▶ What the task asks:
Extract and list every line that contains the word "this".

▶ Exercise material:
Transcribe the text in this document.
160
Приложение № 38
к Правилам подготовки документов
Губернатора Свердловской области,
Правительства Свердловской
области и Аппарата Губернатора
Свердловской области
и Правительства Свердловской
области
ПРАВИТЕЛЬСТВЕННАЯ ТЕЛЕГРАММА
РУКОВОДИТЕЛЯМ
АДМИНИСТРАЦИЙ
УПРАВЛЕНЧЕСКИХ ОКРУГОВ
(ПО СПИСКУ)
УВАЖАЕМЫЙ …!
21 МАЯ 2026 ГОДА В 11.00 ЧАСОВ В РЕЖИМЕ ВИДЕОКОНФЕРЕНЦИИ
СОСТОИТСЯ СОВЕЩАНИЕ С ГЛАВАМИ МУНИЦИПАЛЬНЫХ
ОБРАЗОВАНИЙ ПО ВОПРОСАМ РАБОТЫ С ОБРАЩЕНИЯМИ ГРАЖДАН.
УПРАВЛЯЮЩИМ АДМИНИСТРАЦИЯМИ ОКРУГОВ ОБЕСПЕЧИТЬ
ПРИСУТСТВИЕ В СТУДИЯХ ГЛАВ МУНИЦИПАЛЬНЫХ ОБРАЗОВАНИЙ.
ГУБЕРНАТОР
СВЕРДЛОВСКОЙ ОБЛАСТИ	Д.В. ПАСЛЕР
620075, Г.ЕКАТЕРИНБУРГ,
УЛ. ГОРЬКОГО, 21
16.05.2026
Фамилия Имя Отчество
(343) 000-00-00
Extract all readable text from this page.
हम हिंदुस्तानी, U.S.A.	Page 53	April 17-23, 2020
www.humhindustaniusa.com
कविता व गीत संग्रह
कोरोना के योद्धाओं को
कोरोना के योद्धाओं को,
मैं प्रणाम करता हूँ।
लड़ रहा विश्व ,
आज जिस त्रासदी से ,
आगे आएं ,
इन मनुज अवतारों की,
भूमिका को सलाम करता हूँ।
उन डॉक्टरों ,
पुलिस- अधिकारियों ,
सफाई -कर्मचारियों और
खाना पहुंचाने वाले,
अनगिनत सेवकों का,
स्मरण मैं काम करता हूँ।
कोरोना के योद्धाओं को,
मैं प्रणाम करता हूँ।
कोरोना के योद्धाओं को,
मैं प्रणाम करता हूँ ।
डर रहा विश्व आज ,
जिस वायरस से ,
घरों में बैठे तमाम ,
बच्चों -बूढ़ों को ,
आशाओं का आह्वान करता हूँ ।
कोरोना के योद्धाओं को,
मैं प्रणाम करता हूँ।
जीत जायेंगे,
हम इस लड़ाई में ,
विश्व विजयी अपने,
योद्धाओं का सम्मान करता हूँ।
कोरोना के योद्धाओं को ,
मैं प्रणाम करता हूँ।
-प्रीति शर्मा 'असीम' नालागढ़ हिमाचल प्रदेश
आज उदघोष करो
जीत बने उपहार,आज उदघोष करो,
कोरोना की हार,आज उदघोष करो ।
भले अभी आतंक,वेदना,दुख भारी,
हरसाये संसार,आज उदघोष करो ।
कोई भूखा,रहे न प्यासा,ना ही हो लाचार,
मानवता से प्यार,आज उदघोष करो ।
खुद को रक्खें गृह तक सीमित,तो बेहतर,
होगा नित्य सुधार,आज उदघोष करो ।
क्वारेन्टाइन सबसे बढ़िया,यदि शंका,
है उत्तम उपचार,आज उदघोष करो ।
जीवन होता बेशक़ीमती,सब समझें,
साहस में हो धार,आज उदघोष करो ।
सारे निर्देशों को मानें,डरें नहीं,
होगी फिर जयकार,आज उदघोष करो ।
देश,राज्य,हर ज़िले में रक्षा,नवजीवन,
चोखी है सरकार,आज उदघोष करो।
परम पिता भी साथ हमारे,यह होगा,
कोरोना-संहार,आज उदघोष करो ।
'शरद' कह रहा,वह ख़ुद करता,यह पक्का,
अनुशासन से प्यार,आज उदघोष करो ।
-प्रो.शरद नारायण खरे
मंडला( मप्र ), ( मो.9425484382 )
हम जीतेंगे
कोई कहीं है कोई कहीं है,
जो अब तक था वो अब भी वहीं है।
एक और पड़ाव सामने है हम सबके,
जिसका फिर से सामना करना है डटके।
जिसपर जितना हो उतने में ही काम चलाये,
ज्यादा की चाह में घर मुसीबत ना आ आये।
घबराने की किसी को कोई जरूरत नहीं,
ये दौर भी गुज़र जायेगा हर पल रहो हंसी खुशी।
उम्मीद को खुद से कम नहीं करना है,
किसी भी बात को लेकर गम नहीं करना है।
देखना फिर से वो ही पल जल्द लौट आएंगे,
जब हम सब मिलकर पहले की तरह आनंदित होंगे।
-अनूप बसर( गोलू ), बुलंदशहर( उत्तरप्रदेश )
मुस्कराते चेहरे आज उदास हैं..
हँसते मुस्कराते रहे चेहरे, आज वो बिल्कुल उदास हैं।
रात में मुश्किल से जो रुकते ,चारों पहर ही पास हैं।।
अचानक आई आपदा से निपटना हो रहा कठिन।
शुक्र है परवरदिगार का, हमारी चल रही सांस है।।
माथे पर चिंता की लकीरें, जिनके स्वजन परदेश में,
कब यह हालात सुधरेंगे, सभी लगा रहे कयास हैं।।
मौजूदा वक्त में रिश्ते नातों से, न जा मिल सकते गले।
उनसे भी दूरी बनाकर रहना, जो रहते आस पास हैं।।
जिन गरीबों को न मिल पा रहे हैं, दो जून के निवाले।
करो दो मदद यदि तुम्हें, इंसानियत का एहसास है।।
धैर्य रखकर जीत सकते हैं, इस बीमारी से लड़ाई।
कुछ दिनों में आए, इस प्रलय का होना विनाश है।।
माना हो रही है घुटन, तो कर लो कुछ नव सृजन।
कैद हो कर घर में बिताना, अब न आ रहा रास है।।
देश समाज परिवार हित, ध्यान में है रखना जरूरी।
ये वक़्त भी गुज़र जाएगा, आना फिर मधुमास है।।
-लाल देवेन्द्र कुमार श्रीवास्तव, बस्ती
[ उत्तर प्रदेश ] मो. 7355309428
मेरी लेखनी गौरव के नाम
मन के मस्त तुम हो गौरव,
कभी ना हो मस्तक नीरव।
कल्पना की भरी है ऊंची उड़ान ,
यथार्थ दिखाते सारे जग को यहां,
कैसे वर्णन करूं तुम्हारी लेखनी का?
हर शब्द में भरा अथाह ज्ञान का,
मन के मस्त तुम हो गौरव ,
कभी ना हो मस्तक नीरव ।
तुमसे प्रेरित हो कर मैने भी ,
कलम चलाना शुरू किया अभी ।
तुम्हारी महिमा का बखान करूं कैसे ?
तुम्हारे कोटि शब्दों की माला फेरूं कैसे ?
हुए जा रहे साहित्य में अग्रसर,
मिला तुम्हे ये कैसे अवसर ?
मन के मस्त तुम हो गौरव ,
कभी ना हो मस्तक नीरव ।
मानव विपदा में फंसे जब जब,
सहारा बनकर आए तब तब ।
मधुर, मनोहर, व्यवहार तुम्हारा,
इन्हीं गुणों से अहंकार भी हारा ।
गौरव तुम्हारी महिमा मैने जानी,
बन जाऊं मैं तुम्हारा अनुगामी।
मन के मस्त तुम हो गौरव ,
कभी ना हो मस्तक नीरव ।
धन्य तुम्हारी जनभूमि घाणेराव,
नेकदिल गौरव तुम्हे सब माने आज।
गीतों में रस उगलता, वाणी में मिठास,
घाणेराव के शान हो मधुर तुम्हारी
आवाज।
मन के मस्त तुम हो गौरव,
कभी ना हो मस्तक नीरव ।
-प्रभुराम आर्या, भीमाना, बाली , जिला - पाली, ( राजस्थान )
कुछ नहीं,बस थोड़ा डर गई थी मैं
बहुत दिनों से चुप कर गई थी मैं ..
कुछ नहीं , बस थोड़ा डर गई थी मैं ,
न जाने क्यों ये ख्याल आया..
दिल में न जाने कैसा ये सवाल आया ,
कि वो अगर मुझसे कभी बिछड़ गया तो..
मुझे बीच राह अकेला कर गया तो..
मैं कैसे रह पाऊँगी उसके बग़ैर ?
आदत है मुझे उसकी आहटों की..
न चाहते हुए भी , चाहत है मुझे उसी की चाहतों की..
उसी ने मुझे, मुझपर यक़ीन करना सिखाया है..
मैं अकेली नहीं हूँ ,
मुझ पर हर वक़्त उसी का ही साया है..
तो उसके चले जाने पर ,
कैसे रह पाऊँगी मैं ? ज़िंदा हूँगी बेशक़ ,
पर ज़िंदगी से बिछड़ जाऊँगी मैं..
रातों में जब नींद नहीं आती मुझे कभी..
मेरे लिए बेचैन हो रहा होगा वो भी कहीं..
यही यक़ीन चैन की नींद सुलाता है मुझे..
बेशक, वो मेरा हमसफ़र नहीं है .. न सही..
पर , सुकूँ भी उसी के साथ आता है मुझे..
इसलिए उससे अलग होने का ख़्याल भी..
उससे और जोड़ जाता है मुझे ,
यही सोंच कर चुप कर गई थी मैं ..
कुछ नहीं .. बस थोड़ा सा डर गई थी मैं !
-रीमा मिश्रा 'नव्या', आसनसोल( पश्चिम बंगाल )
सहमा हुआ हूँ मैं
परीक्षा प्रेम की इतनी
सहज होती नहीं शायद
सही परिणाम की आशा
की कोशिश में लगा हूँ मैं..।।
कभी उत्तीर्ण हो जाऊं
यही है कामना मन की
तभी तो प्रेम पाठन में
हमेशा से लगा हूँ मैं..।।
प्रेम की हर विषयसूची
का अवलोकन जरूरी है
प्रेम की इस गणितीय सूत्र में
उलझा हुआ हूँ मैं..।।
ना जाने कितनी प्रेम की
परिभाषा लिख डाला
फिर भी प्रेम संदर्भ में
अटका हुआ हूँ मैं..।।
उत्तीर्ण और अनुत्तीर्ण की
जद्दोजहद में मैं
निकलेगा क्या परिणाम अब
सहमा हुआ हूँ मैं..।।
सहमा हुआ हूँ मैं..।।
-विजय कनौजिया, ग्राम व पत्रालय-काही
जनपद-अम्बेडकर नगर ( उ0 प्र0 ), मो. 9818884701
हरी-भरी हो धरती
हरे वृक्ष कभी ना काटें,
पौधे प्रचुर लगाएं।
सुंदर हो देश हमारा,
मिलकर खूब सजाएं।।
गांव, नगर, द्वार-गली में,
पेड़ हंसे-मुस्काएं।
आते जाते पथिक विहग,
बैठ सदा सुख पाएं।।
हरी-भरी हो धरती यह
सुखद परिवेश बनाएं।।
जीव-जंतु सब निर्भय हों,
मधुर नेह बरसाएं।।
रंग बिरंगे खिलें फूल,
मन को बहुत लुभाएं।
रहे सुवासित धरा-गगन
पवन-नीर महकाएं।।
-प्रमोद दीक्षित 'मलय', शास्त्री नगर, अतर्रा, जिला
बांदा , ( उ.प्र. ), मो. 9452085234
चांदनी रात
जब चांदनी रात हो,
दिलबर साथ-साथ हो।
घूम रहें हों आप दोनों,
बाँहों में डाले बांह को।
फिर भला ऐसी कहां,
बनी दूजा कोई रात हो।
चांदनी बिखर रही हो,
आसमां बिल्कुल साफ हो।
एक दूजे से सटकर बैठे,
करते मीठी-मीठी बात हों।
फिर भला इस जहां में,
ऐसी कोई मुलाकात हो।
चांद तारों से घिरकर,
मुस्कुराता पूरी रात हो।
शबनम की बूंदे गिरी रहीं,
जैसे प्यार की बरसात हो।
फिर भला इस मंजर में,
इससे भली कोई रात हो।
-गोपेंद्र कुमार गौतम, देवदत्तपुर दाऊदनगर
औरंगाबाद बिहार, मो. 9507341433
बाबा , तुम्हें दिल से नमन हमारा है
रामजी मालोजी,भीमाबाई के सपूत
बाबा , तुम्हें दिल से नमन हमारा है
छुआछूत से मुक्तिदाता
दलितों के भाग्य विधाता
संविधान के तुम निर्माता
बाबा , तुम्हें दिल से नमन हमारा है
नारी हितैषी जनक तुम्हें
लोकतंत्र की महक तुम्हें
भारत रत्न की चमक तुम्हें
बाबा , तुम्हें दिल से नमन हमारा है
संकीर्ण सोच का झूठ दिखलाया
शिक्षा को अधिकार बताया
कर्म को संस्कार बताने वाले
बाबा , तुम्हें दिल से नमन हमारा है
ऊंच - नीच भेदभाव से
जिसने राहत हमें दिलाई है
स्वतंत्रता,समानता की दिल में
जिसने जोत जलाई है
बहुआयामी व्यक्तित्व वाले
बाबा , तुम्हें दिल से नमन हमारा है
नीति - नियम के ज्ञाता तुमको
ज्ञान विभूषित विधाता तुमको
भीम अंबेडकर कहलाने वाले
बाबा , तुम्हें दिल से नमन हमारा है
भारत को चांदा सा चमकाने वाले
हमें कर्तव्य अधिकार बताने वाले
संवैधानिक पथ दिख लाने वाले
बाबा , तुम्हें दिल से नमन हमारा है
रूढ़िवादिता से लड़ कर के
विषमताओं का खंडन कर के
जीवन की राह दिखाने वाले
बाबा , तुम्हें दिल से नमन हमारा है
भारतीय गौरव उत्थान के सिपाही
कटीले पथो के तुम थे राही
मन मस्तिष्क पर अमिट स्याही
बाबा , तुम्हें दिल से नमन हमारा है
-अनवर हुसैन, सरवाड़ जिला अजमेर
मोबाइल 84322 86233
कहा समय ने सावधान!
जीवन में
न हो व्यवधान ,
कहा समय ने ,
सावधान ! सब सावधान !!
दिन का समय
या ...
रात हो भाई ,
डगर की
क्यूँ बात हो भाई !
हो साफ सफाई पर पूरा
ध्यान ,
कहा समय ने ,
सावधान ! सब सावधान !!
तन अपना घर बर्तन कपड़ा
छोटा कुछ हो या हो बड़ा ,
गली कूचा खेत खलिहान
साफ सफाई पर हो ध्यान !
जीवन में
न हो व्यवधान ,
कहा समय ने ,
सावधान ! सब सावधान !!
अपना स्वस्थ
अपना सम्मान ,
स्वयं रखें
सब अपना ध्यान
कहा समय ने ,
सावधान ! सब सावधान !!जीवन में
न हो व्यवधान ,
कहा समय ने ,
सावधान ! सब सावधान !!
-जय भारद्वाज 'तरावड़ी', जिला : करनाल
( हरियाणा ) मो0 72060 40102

▶ Finished answer:
Transcribe the text in this document.
Extract all readable text from this page.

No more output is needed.